▶ **DIRECTIONS**:
Pick out every line in the listing below that contains the word "outline", treating uppercase and lowercase letters as different.
EXTRACTED RECORDS start
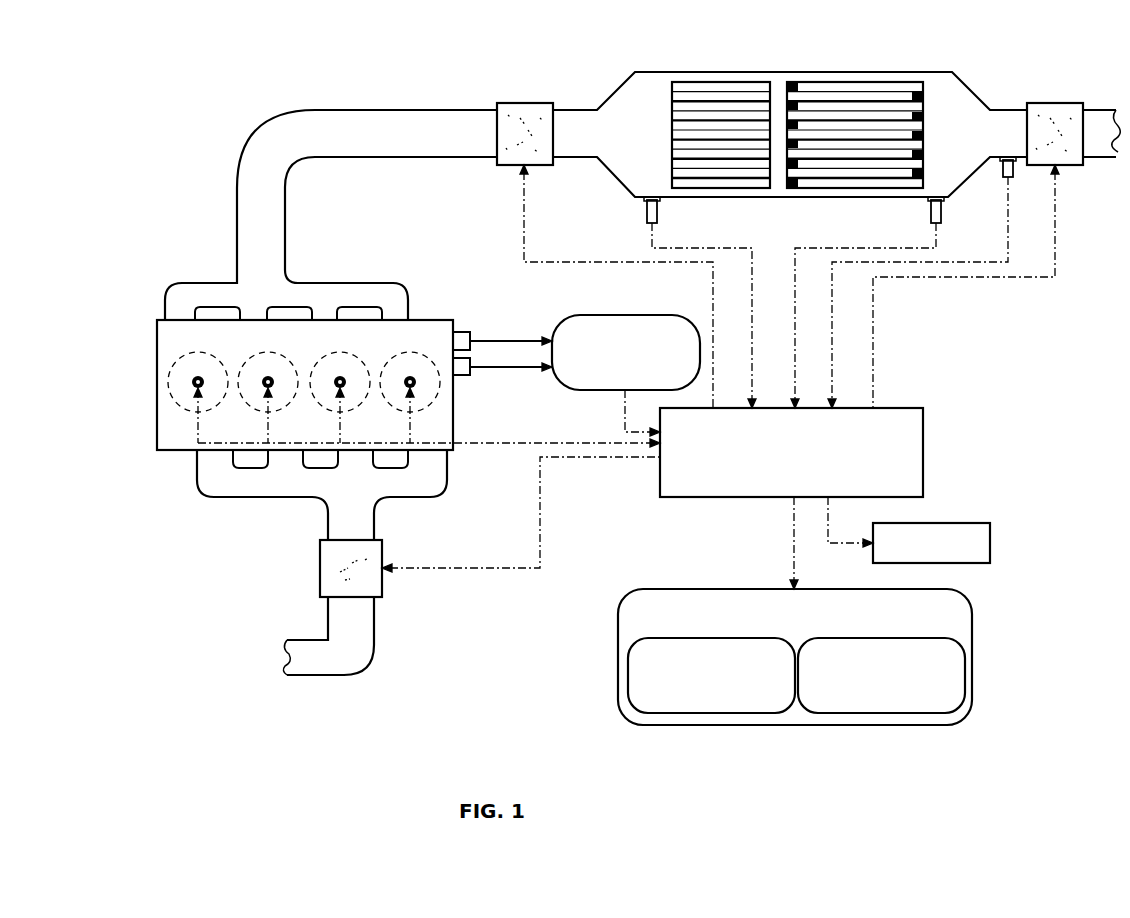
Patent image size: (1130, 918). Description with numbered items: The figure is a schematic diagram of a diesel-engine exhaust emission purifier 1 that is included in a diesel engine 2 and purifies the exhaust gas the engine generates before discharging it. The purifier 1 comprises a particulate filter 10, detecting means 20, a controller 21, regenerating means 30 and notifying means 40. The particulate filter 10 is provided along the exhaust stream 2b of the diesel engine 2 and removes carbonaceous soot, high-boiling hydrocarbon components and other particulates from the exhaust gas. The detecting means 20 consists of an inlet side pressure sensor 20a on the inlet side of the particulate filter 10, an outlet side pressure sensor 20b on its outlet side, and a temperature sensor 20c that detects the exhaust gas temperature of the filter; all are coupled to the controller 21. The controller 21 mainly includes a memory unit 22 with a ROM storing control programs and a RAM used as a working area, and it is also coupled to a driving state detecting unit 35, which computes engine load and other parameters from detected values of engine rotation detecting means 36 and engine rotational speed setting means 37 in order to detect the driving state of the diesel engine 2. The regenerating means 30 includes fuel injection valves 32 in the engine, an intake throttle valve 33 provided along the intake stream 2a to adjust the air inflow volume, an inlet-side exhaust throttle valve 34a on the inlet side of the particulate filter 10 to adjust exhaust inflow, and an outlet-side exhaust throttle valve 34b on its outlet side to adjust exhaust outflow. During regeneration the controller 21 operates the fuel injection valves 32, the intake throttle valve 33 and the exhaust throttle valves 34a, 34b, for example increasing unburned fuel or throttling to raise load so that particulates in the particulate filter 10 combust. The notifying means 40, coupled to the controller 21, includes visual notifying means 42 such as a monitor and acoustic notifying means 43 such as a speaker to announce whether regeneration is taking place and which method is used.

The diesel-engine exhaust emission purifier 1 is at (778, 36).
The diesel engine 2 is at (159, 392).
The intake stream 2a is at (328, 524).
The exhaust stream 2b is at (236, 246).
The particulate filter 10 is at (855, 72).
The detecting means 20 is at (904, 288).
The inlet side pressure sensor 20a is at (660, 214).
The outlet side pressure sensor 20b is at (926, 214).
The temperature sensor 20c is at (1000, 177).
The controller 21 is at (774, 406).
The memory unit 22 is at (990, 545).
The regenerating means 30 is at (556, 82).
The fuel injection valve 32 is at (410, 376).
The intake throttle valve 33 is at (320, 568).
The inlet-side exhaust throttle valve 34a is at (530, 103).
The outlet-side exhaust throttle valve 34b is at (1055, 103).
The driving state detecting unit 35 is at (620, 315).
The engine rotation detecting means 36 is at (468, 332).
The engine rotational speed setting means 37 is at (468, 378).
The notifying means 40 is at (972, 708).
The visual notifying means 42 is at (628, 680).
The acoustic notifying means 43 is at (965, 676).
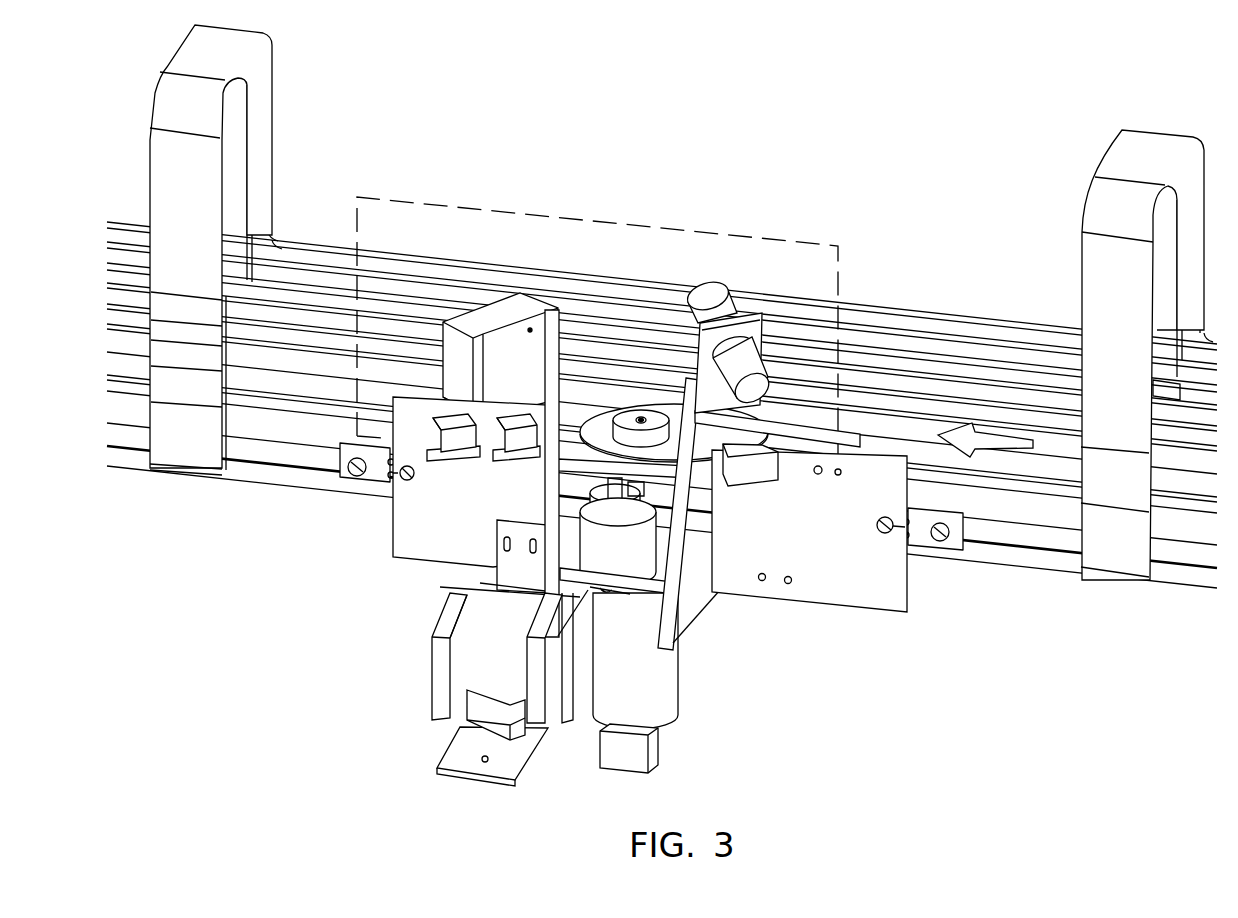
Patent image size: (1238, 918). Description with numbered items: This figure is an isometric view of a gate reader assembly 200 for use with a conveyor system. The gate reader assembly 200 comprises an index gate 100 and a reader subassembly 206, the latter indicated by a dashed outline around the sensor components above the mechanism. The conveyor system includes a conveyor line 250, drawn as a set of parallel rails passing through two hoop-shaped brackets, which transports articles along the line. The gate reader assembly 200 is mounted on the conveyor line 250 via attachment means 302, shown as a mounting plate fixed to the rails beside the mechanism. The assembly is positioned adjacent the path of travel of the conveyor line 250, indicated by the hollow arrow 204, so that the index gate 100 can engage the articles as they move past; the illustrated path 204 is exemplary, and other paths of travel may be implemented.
EXTRACTED RECORDS end
▶ **ANSWER TO THIS TASK**:
Patent image size: (1238, 918). Description with numbered items: This figure is an isometric view of a gate reader assembly 200 for use with a conveyor system. The gate reader assembly 200 comprises an index gate 100 and a reader subassembly 206, the latter indicated by a dashed outline around the sensor components above the mechanism. The conveyor system includes a conveyor line 250, drawn as a set of parallel rails passing through two hoop-shaped brackets, which transports articles along the line. The gate reader assembly 200 is mounted on the conveyor line 250 via attachment means 302, shown as a mounting plate fixed to the rails beside the mechanism. The assembly is positioned adjacent the path of travel of the conveyor line 250, indicated by the hollow arrow 204, so that the index gate 100 can engage the articles as they move past; the illustrated path 204 is exemplary, and other paths of travel may be implemented.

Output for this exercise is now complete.